[DATA TO USE Boundary: Start]

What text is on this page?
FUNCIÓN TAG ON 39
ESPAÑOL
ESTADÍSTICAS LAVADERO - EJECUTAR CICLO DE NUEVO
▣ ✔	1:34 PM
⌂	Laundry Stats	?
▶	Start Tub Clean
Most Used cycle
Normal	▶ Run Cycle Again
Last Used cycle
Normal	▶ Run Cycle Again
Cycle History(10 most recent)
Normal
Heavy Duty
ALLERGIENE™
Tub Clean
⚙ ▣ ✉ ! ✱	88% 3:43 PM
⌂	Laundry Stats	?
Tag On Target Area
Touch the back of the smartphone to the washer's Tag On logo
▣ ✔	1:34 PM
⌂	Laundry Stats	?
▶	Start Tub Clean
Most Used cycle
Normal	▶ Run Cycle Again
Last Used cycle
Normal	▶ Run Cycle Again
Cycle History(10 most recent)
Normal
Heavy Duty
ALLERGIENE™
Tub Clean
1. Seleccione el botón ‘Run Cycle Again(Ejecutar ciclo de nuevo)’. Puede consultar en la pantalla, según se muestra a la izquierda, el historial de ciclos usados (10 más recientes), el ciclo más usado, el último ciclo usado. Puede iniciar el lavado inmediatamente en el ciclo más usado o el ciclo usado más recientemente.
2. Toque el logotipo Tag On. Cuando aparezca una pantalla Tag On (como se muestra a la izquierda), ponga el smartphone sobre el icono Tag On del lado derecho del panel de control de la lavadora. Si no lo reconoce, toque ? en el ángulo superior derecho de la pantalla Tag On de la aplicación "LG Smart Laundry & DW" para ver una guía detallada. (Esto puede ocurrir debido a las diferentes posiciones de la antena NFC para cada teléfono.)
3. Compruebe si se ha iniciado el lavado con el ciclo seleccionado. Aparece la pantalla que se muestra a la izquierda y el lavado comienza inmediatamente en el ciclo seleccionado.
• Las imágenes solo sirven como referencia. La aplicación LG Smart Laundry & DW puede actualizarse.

[DATA TO USE Boundary: End]

Write each line of the data above out again without altering a word.

**FINISHED TASK:**
What text is on this page?
FUNCIÓN TAG ON 39
ESPAÑOL
ESTADÍSTICAS LAVADERO - EJECUTAR CICLO DE NUEVO
▣ ✔	1:34 PM
⌂	Laundry Stats	?
▶	Start Tub Clean
Most Used cycle
Normal	▶ Run Cycle Again
Last Used cycle
Normal	▶ Run Cycle Again
Cycle History(10 most recent)
Normal
Heavy Duty
ALLERGIENE™
Tub Clean
⚙ ▣ ✉ ! ✱	88% 3:43 PM
⌂	Laundry Stats	?
Tag On Target Area
Touch the back of the smartphone to the washer's Tag On logo
▣ ✔	1:34 PM
⌂	Laundry Stats	?
▶	Start Tub Clean
Most Used cycle
Normal	▶ Run Cycle Again
Last Used cycle
Normal	▶ Run Cycle Again
Cycle History(10 most recent)
Normal
Heavy Duty
ALLERGIENE™
Tub Clean
1. Seleccione el botón ‘Run Cycle Again(Ejecutar ciclo de nuevo)’. Puede consultar en la pantalla, según se muestra a la izquierda, el historial de ciclos usados (10 más recientes), el ciclo más usado, el último ciclo usado. Puede iniciar el lavado inmediatamente en el ciclo más usado o el ciclo usado más recientemente.
2. Toque el logotipo Tag On. Cuando aparezca una pantalla Tag On (como se muestra a la izquierda), ponga el smartphone sobre el icono Tag On del lado derecho del panel de control de la lavadora. Si no lo reconoce, toque ? en el ángulo superior derecho de la pantalla Tag On de la aplicación "LG Smart Laundry & DW" para ver una guía detallada. (Esto puede ocurrir debido a las diferentes posiciones de la antena NFC para cada teléfono.)
3. Compruebe si se ha iniciado el lavado con el ciclo seleccionado. Aparece la pantalla que se muestra a la izquierda y el lavado comienza inmediatamente en el ciclo seleccionado.
• Las imágenes solo sirven como referencia. La aplicación LG Smart Laundry & DW puede actualizarse.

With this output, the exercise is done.